● Task: What is needed is each line of the data below that holds the string "tindakan".

● Available records:
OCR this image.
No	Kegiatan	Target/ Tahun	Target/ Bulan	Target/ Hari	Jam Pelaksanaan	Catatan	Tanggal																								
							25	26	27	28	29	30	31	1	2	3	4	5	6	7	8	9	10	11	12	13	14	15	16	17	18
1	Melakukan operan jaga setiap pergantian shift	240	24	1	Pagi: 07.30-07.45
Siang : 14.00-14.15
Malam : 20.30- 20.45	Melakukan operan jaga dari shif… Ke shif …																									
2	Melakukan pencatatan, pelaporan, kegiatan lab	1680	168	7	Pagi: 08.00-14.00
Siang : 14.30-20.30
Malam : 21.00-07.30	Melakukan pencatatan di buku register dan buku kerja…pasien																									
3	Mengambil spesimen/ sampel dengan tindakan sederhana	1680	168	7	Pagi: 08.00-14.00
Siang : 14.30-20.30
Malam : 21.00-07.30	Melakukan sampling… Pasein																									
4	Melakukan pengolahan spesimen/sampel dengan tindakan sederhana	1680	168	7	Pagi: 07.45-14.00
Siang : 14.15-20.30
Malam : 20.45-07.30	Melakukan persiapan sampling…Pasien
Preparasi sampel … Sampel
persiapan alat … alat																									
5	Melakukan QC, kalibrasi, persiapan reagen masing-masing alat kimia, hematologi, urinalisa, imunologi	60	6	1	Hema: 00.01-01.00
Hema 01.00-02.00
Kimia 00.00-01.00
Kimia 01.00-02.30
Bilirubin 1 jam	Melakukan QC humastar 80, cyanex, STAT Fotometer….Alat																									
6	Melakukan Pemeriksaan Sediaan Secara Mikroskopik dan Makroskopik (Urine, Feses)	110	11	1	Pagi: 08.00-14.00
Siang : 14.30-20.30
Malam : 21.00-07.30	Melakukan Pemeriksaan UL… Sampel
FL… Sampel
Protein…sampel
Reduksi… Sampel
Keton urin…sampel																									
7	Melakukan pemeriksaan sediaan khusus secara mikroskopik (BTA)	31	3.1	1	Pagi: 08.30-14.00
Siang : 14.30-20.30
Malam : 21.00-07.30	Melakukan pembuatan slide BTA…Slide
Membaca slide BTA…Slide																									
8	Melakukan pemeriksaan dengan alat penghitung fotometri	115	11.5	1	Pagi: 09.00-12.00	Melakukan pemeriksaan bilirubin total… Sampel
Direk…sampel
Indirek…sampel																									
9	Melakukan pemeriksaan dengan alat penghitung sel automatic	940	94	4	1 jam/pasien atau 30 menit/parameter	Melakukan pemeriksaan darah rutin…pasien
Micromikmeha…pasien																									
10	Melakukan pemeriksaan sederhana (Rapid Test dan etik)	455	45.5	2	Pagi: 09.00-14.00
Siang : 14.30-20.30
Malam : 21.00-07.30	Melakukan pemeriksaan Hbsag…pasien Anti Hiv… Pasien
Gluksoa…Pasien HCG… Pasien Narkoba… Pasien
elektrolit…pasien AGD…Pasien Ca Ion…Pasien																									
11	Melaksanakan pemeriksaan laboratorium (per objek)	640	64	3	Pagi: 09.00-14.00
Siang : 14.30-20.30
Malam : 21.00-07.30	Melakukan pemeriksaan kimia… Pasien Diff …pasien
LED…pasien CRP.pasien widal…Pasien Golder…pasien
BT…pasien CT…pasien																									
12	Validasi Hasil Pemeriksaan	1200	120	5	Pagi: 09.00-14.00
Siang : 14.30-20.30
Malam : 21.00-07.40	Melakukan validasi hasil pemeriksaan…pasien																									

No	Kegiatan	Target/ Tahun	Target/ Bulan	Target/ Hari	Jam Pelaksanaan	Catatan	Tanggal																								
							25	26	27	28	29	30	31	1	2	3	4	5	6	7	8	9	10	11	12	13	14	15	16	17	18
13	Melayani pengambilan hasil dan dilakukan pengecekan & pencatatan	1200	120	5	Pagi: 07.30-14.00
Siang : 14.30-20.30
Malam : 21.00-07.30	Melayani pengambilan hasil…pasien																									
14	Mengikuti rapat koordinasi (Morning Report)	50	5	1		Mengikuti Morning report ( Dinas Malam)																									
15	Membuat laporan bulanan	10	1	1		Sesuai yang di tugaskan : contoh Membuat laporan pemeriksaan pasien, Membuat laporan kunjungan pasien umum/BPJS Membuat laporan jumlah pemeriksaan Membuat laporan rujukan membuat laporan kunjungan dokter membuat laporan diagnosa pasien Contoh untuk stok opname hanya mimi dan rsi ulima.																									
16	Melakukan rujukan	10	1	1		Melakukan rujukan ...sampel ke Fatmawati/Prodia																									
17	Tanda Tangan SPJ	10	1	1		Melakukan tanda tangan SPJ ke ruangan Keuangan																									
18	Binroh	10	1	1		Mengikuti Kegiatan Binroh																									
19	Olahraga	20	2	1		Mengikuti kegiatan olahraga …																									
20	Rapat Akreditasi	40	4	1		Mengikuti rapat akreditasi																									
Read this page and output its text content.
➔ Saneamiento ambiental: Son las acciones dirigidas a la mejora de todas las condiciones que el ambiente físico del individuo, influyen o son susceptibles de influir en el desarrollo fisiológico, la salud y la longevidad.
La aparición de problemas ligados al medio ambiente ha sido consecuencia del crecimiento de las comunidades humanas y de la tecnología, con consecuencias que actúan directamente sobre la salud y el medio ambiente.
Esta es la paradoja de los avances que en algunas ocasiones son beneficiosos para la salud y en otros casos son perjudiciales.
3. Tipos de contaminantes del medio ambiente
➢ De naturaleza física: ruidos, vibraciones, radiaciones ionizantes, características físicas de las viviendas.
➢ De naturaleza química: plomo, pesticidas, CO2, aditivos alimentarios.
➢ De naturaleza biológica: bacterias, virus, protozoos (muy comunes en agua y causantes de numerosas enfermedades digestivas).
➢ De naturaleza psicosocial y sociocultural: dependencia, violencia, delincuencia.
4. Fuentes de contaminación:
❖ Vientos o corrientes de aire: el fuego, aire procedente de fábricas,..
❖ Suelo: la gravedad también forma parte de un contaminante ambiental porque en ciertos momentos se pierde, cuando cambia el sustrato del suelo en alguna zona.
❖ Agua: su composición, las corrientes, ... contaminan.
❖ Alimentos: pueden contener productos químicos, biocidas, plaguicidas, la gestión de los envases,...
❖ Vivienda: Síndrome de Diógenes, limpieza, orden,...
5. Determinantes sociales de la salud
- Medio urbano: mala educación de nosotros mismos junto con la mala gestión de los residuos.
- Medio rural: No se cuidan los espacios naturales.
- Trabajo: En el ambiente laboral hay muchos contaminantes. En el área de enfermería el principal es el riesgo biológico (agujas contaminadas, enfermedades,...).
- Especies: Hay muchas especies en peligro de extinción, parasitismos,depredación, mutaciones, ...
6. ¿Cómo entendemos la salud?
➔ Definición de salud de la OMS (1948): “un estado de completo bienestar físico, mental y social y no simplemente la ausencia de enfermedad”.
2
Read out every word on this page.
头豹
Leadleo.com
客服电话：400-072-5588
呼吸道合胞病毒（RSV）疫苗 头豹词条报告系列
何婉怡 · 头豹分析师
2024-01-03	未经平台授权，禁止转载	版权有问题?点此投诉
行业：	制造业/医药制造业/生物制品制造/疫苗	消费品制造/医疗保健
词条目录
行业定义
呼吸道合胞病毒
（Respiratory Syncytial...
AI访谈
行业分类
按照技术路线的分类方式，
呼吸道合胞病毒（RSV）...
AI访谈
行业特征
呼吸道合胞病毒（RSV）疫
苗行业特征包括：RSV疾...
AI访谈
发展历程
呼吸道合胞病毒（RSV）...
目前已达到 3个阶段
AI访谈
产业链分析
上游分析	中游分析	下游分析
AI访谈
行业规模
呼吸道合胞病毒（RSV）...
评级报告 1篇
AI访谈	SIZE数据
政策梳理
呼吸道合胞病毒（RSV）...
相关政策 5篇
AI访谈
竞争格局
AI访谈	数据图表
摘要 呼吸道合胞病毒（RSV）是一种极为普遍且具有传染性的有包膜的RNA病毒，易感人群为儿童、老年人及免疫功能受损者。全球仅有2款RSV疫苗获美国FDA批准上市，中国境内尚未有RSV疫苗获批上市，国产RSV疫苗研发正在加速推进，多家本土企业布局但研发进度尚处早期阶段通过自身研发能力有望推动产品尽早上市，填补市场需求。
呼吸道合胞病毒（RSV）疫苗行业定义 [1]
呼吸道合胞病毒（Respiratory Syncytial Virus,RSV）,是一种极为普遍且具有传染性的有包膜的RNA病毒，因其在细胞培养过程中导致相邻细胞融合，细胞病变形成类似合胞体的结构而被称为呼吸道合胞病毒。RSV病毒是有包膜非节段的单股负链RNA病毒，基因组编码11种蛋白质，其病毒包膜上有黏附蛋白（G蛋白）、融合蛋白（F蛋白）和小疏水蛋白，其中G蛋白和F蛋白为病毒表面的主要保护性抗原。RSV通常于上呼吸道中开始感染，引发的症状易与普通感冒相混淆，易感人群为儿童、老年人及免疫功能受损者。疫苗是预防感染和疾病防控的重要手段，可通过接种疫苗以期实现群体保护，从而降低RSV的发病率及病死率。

● Reply to the exercise:
3	Mengambil spesimen/ sampel dengan tindakan sederhana	1680	168	7	Pagi: 08.00-14.00
4	Melakukan pengolahan spesimen/sampel dengan tindakan sederhana	1680	168	7	Pagi: 07.45-14.00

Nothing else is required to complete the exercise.